* **Data excerpts**:
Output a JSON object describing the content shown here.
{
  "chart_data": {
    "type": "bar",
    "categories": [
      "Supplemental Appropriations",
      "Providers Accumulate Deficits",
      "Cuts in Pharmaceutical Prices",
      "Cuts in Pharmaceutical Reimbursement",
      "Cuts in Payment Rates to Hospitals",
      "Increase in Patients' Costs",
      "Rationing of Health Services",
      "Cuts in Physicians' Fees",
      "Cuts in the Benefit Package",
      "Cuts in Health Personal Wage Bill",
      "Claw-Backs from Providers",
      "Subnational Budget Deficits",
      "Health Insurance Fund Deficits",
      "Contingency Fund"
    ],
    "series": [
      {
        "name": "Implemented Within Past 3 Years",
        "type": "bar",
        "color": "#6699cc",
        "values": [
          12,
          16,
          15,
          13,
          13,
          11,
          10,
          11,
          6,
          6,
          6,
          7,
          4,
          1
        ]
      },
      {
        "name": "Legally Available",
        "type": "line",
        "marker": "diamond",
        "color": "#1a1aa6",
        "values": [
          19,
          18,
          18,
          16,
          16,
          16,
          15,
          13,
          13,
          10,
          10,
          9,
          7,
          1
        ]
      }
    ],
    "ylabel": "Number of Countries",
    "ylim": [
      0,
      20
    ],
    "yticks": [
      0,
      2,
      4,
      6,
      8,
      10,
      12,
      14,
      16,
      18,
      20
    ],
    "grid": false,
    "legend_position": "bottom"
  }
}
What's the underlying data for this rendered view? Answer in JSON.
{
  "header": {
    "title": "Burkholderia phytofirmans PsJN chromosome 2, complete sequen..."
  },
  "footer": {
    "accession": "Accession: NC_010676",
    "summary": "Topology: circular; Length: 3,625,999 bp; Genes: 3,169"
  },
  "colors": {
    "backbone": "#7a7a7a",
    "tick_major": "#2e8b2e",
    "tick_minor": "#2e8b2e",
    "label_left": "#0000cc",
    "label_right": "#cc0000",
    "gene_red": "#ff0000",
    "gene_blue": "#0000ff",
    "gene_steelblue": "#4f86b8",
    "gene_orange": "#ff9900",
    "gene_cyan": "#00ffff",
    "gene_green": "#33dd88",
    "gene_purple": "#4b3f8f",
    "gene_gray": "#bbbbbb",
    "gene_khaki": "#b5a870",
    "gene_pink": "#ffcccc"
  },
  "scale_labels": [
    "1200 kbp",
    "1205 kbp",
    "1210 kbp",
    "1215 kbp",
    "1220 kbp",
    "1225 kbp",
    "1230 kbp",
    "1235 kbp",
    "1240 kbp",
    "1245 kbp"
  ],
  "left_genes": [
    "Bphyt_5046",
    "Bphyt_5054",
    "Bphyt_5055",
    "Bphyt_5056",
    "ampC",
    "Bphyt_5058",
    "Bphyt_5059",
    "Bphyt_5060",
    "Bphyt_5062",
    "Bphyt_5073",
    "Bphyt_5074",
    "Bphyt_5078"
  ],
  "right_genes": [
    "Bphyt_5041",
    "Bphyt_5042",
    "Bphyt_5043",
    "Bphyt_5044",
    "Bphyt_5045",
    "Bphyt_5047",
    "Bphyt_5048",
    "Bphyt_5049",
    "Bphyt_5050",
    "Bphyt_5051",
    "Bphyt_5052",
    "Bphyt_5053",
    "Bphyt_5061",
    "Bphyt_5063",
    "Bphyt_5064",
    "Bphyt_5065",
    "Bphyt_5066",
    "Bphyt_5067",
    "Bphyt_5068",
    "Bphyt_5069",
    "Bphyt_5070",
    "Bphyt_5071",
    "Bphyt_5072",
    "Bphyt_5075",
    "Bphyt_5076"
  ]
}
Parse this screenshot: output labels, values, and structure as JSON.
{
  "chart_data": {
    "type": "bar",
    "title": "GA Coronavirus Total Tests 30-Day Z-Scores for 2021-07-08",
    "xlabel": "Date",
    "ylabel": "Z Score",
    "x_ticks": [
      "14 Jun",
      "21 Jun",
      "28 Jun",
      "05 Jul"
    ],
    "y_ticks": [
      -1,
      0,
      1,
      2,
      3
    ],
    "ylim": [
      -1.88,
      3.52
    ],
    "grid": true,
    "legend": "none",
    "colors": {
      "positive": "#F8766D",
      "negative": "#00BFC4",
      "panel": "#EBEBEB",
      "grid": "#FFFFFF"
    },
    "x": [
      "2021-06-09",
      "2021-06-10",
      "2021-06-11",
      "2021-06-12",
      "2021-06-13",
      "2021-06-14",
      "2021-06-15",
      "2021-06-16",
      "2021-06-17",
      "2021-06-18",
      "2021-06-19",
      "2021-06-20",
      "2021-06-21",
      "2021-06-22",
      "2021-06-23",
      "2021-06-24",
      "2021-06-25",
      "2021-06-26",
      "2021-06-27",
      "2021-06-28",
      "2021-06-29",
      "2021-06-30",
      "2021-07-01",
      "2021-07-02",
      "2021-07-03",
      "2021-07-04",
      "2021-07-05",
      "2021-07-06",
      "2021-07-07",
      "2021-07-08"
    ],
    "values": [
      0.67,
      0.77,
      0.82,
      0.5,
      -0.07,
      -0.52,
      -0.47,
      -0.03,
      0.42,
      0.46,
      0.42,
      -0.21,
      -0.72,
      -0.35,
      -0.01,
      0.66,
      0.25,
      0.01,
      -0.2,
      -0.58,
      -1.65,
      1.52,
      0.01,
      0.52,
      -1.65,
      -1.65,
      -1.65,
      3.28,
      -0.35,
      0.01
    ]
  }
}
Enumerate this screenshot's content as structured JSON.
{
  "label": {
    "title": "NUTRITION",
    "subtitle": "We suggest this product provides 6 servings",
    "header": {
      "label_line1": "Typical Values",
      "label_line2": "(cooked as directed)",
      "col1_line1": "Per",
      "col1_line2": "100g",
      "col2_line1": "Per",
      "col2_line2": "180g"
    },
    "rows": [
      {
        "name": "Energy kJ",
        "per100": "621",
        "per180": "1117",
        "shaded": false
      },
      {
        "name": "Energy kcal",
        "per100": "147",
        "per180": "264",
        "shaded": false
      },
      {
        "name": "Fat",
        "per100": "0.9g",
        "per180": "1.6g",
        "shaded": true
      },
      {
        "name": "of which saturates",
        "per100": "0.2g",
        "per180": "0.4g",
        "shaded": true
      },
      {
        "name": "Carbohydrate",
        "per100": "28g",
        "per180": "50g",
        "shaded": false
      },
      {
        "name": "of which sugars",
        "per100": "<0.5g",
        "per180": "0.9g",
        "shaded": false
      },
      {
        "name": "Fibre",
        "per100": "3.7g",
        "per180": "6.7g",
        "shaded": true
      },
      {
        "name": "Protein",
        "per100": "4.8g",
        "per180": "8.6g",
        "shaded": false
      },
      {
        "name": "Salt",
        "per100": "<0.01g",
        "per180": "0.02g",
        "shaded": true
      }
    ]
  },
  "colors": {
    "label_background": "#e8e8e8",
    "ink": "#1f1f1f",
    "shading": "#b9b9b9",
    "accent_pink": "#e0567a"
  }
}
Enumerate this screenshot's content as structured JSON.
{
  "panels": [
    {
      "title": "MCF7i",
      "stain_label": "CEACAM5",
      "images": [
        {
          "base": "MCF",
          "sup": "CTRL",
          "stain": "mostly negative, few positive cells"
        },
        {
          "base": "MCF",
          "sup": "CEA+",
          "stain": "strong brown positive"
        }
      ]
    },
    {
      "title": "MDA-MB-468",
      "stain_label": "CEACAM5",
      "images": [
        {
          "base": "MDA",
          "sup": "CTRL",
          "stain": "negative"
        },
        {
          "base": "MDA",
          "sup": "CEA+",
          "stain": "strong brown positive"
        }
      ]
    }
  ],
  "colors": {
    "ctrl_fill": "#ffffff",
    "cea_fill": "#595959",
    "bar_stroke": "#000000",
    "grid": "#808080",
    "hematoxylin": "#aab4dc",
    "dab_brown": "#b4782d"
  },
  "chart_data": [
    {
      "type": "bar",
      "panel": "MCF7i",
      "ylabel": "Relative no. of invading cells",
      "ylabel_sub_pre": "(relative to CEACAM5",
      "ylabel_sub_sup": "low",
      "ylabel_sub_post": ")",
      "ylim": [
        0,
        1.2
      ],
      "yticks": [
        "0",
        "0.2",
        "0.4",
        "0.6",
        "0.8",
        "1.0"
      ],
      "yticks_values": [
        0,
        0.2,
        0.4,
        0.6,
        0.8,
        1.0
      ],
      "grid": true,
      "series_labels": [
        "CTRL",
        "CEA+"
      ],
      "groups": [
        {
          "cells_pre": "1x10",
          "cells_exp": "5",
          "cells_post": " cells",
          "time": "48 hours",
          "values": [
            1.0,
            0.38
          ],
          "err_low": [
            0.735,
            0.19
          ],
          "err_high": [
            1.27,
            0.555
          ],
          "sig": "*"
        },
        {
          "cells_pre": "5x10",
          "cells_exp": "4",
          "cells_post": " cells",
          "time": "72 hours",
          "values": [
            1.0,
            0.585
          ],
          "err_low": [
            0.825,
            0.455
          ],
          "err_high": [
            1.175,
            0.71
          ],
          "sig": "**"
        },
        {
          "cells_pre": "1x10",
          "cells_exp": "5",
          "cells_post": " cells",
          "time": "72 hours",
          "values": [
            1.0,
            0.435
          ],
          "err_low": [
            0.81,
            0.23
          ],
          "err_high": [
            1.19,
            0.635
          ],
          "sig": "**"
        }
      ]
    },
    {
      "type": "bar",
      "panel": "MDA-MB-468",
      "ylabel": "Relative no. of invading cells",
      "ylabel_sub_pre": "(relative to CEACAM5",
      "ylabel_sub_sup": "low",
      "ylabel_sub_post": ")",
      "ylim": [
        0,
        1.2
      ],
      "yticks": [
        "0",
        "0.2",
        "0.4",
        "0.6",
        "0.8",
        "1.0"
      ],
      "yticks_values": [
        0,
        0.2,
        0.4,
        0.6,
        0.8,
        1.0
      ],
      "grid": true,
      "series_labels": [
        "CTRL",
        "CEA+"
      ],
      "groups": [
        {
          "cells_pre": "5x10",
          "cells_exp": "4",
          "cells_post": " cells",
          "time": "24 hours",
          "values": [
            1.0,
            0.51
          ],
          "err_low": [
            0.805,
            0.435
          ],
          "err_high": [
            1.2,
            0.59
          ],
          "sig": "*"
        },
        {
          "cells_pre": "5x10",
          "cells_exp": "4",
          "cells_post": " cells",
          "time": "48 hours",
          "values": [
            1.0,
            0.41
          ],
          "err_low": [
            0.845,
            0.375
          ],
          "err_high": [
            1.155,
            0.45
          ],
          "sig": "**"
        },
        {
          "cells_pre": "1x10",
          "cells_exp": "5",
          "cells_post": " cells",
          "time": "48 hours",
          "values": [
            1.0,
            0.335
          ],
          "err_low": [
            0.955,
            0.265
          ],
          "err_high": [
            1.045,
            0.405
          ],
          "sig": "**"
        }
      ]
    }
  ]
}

* **How to complete this task**: Each line of the entries above that includes the string "Health" should be copied out.

* **Task solution**:
      "Rationing of Health Services",
      "Cuts in Health Personal Wage Bill",
      "Health Insurance Fund Deficits",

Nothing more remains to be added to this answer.